----- Teks Bacaan
Negara-negara inti terdiri atas negara-negara Eropa Barat yang sejak abad 16
mengawali proses industrialisasi dan berkembang pesat, sedangkan negara-negara
semi- periferi merupakan negara-negara di Eropa Selatan yang menjalin hubungan
dagang dengan negara-negara inti dan secara ekonomis tidak berkembang.
Negara-negara periferi merupakan kawasan Asia dan Afrika yang semula merupakan
kawasan ekstern karena berada di luar jaringan perdagangan negara-negara inti
tetapi kemudian melalui kolonisasi ditarik ke dalam sistem dunia. Kini
negara-negara inti (yang kemudian mencakup pula Amerika Serikat dan Jepang)
mendominasi sistem dunia sehingga mampu memanfaatkan sumberdaya negara lain
untuk kepentingan mereka sendiri, sedangkan kesenjangan yang berkembang antara
negara-negara inti dengan negara-negara lain sudah sedemikian lebarnya sehingga
tidak mungkin tersusul lagi.
PERUBAHAN
SOSIAL DI ASIA TENGGARA
Kemajemukan
masyarakat di Asia Tenggara telah memunculkan berbagai konsep dan teori yang
dilandaskan pada pengalaman khas berbagai masyarakat Asia. Hans-Dieter Evers menyunting berbagai tulisan dan merangkumnya
menjadi konsep dual societies, plural societies dan involution.
Dual Societies
Menurut
Bocke dalam masyarakat Timur,
kapitalisme bersifat merusak – ikatan-ikatan komunis melemah, dan taraf hidup
masyarakat menurun – karena telah mengakibatkan terjadinya ekonomi dualistis.
Dalam masyarakat dualistis dijumpai sejumlah antitesis, yaitu pertentangan
antara (1) faktor produksi pada masyarakat Barat yang bersifat dinamis dan
masyarakat pribumi di pedesaan yang bersifat statis, (2) masyarakat perkotaan
(orang Barat) dengan masyarakat pedesaan (orang Timur), (3) ekonomi uang dan
ekonomi barang, (4) sentralisasi administrasi dan lokalisasi, (5) kehidupan
yang didominasi mesin (masyarakat Barat) dan didominasi kekuatan alam
(masyarakat Timur), dan (6) perekonomian produsen dan perekonomian konsumen.
----------
Hal yang Diharapkan >> Kutip dengan tepat sebagian teks bacaan di atas, mulai dari kata-kata yang memuat "Negara-negara inti terdiri" dan berhenti setelah "mungkin tersusul lagi.".
----- Bahan yang Disediakan
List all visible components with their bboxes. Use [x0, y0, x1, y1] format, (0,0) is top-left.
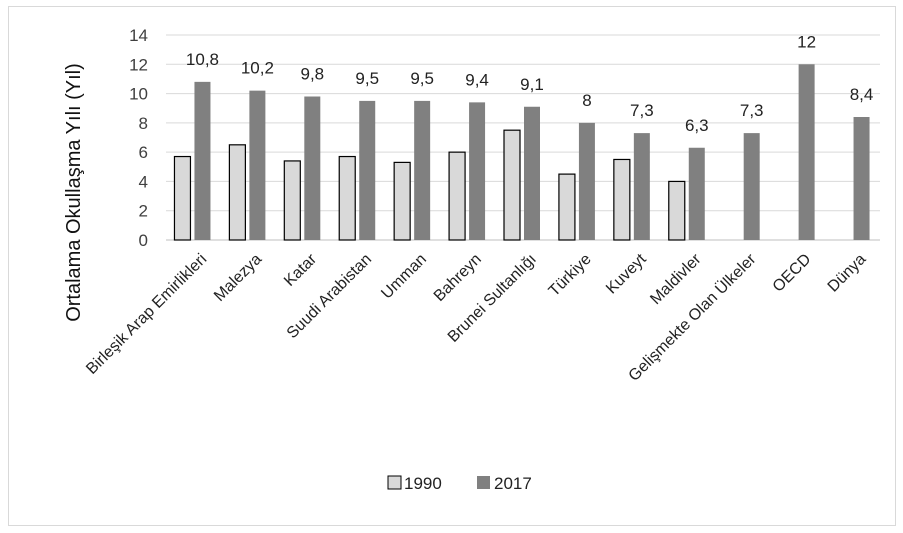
----------
Hasil Tugas >>
Negara-negara inti terdiri atas negara-negara Eropa Barat yang sejak abad 16
mengawali proses industrialisasi dan berkembang pesat, sedangkan negara-negara
semi- periferi merupakan negara-negara di Eropa Selatan yang menjalin hubungan
dagang dengan negara-negara inti dan secara ekonomis tidak berkembang.
Negara-negara periferi merupakan kawasan Asia dan Afrika yang semula merupakan
kawasan ekstern karena berada di luar jaringan perdagangan negara-negara inti
tetapi kemudian melalui kolonisasi ditarik ke dalam sistem dunia. Kini
negara-negara inti (yang kemudian mencakup pula Amerika Serikat dan Jepang)
mendominasi sistem dunia sehingga mampu memanfaatkan sumberdaya negara lain
untuk kepentingan mereka sendiri, sedangkan kesenjangan yang berkembang antara
negara-negara inti dengan negara-negara lain sudah sedemikian lebarnya sehingga
tidak mungkin tersusul lagi.